Part of a data file:

-------

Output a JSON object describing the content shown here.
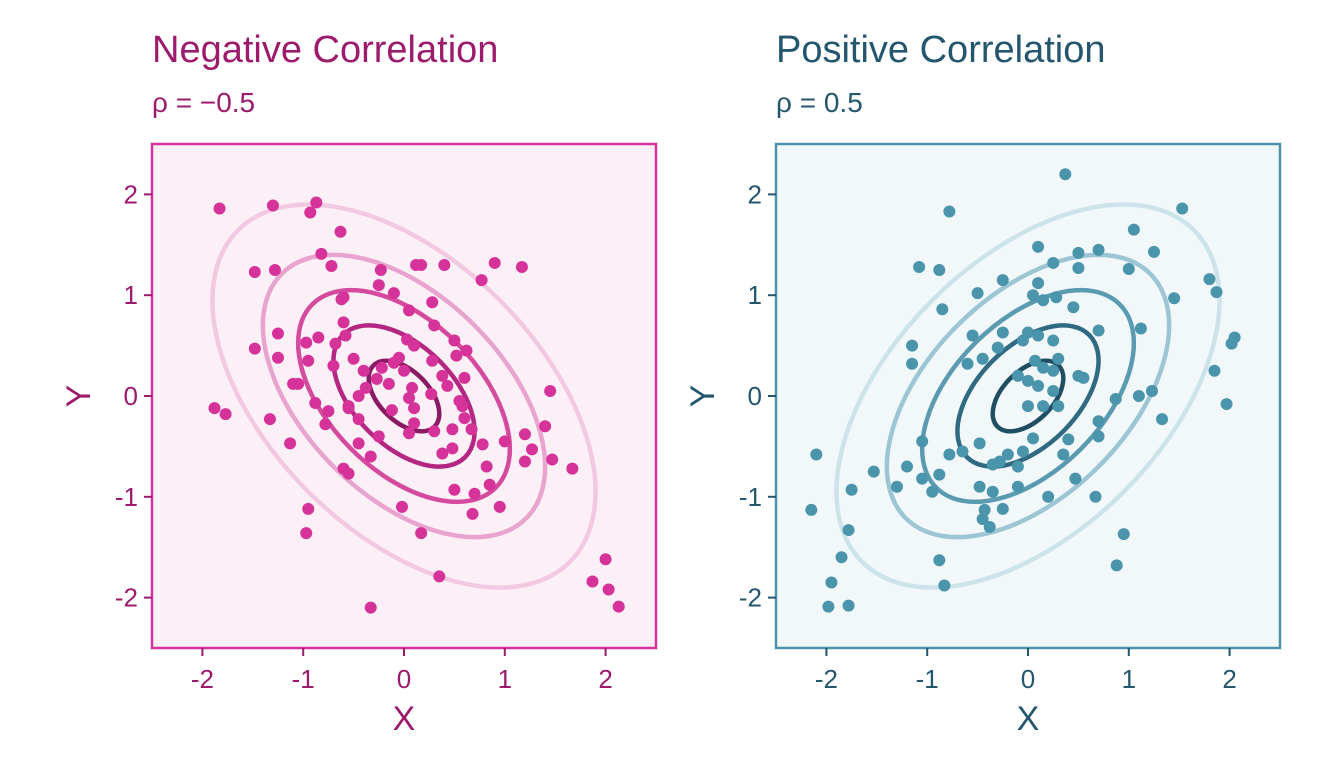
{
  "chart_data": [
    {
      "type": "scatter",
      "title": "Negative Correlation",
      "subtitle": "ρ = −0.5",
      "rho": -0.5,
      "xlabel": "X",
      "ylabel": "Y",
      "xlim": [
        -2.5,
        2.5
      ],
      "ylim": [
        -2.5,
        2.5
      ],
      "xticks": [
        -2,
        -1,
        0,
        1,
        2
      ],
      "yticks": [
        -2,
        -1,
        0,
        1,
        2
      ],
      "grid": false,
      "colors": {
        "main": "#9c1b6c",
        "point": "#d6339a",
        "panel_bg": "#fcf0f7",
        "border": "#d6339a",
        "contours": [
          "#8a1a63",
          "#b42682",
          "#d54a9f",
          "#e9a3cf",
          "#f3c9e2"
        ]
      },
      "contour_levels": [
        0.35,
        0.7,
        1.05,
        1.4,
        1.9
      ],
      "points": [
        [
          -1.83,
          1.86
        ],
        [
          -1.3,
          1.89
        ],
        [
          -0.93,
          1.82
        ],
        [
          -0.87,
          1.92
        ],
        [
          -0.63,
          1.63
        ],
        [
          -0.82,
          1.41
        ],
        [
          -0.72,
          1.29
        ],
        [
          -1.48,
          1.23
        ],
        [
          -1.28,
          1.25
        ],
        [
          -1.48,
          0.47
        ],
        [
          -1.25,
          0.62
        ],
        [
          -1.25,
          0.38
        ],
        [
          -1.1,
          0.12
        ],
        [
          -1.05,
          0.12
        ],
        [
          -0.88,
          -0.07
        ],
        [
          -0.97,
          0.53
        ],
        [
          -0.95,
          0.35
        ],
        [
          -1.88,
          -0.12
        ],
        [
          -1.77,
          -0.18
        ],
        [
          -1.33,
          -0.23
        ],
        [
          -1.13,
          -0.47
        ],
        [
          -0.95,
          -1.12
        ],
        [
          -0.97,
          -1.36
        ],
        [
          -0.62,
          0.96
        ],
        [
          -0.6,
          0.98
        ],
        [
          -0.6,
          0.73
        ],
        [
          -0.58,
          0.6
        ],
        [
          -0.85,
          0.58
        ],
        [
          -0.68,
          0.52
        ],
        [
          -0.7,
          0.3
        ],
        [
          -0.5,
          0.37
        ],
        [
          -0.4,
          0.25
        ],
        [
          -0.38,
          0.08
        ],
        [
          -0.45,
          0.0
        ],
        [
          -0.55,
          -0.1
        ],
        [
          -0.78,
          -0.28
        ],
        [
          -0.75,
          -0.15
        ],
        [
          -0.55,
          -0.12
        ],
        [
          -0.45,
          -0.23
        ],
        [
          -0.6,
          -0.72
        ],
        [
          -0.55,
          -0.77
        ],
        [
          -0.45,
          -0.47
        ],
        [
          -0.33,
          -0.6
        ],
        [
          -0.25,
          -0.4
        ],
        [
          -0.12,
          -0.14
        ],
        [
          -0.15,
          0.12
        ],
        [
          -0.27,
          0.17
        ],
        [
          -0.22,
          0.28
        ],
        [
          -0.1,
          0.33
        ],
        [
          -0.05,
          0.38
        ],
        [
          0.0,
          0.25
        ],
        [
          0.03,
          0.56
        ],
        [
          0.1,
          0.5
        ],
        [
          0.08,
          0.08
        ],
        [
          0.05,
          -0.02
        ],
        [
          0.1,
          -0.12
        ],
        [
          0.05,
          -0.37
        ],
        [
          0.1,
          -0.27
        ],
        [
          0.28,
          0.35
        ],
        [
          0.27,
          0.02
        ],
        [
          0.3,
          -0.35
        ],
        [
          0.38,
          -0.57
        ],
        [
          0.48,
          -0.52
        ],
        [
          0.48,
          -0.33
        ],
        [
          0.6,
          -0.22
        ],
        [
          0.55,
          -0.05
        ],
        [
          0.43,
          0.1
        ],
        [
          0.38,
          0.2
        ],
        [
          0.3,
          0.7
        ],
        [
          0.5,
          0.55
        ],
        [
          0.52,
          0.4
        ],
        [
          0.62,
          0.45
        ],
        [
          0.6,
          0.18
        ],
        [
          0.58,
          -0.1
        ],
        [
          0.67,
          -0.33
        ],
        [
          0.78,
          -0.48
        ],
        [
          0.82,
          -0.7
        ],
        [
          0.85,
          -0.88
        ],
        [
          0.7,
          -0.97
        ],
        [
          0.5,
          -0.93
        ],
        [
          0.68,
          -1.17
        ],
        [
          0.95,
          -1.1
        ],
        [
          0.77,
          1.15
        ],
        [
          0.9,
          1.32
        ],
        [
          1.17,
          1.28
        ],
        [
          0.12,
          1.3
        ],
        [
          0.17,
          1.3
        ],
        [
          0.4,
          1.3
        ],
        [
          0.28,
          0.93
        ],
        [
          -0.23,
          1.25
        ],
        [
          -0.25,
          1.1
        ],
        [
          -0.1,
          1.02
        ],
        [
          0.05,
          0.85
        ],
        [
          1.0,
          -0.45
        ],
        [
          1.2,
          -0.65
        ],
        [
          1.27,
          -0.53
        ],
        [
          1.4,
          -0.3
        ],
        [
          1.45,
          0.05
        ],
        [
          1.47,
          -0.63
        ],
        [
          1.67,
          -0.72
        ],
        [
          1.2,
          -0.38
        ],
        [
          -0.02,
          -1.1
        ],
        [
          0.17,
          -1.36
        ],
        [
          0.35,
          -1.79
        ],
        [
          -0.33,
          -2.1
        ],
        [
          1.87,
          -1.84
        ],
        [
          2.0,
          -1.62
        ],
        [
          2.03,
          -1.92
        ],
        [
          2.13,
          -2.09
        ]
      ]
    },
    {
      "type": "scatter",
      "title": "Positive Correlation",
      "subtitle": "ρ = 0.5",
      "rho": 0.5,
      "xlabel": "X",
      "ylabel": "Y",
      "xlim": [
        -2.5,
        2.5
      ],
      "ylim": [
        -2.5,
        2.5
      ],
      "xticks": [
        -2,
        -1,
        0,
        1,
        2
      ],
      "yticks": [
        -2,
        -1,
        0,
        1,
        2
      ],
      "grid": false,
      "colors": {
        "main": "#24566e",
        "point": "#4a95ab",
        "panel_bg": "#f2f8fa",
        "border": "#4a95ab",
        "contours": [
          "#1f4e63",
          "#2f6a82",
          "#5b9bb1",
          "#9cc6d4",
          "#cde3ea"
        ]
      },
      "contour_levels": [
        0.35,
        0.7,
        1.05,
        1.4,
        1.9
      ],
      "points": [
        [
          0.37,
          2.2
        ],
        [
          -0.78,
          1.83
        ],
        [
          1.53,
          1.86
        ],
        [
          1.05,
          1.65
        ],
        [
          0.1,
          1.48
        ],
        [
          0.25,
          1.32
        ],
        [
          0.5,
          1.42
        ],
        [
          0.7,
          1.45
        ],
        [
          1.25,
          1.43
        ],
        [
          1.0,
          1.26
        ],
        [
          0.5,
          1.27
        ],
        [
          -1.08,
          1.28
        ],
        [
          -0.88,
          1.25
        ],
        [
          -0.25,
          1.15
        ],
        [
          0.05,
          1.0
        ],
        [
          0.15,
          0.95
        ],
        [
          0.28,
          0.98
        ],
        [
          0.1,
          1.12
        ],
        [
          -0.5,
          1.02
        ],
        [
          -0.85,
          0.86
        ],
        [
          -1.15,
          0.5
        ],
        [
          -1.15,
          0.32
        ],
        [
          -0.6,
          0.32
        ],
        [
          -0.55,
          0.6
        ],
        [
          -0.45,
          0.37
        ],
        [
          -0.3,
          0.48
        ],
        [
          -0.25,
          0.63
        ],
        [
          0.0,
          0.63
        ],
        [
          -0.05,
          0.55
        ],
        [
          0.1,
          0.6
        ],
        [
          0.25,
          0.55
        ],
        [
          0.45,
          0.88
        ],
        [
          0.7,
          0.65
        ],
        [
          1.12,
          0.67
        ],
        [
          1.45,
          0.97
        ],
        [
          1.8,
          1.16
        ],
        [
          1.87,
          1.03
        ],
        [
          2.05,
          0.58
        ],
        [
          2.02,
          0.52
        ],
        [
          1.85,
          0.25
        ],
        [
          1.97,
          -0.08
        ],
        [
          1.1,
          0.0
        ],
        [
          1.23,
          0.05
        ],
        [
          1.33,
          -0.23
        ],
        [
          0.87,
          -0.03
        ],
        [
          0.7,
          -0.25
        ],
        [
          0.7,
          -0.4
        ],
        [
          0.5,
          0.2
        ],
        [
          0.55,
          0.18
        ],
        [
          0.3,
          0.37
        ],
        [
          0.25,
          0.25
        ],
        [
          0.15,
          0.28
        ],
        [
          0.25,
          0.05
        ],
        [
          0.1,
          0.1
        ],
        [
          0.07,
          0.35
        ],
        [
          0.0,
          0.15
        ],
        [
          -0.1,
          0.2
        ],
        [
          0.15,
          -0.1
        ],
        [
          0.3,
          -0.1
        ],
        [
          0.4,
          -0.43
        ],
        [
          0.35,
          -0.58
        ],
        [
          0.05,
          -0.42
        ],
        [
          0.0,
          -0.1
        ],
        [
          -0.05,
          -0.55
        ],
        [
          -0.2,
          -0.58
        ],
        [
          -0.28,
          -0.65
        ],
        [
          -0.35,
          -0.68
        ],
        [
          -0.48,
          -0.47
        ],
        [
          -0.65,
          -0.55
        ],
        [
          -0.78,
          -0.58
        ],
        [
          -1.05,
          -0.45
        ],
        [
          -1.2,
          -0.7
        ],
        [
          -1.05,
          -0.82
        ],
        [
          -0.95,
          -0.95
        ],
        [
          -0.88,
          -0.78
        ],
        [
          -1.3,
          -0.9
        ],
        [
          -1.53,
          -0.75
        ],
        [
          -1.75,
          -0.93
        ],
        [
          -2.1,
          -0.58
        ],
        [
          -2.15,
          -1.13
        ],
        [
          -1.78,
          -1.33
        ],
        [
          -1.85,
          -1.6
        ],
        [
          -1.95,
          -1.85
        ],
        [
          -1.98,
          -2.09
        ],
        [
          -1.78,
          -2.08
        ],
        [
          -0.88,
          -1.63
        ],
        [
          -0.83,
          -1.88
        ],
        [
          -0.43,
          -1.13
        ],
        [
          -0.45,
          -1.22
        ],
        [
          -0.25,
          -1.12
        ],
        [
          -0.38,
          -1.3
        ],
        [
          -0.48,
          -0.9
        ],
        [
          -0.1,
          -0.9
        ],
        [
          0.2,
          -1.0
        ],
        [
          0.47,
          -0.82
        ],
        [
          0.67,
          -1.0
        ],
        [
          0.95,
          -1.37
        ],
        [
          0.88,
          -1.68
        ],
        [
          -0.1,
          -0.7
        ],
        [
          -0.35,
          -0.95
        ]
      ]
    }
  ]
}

-------

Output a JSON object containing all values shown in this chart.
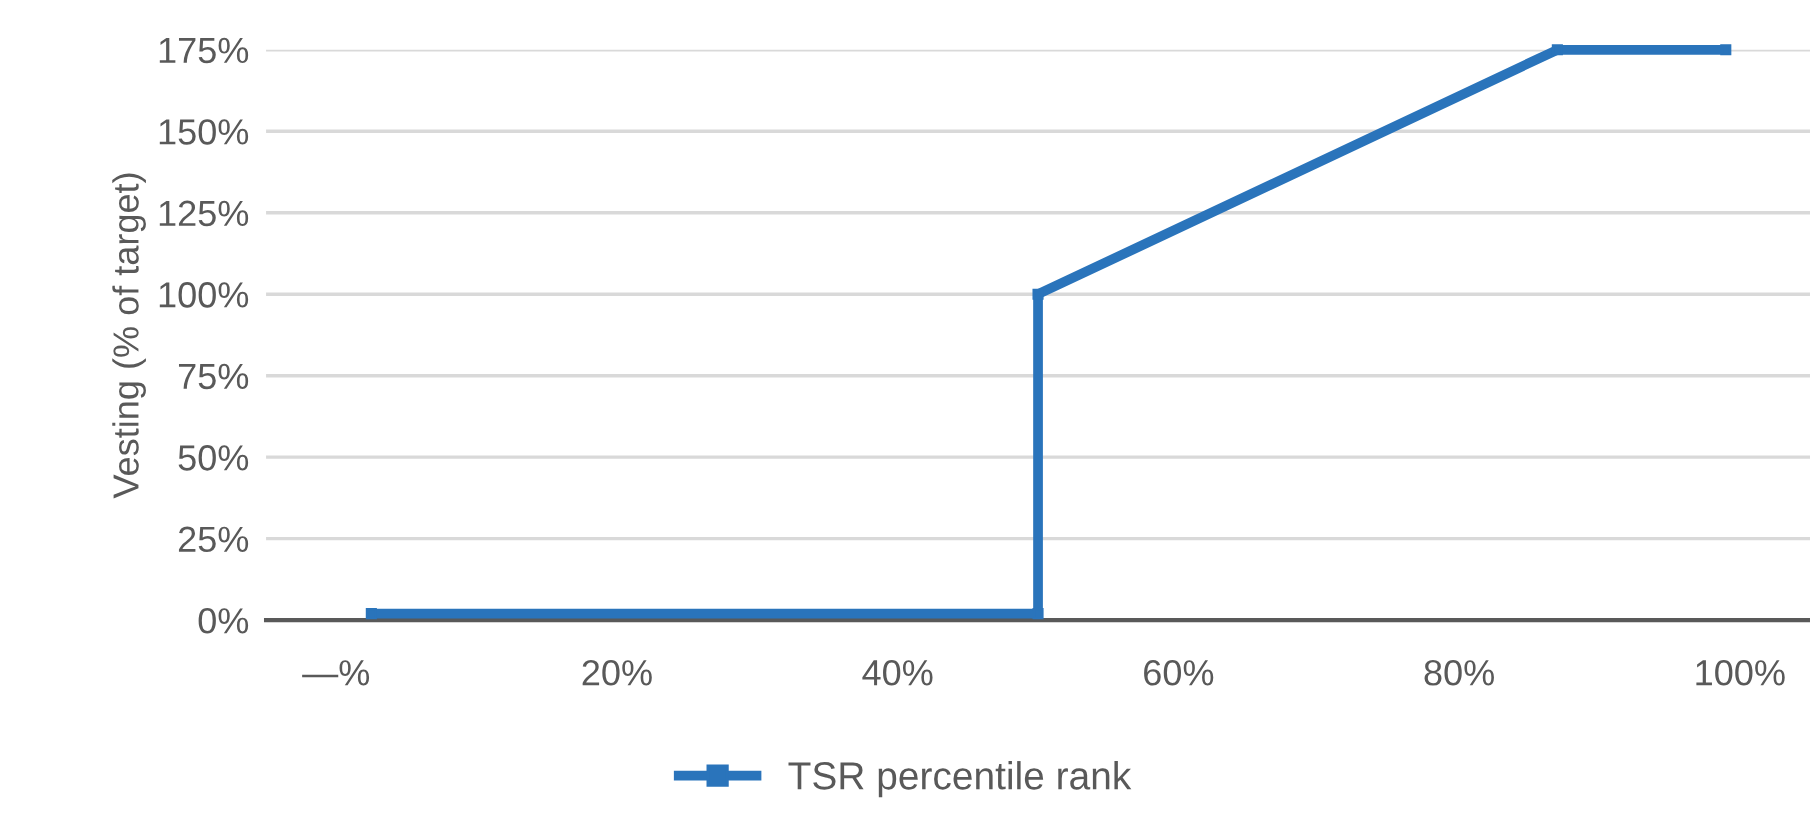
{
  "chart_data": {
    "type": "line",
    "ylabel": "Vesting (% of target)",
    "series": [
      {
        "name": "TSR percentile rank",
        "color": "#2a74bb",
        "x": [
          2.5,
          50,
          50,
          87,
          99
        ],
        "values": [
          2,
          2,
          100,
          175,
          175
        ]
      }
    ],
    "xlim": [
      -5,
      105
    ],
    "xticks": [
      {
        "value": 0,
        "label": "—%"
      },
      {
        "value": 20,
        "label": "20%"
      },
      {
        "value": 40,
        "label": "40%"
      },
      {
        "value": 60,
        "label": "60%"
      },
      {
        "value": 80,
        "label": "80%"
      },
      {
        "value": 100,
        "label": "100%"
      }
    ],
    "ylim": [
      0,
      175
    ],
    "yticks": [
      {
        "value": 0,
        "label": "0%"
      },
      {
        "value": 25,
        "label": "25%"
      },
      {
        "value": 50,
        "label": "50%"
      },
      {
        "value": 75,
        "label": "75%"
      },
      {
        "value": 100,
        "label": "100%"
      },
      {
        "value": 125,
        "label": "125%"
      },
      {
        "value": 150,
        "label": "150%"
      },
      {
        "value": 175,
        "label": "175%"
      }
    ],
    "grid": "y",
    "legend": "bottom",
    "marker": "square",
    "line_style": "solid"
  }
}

-------

TASK DESCRIPTION:
Using the material above, gather every line that includes "Output".

REPLY TO THE TASK:
Output a JSON object describing the content shown here.
Output a JSON object containing all values shown in this chart.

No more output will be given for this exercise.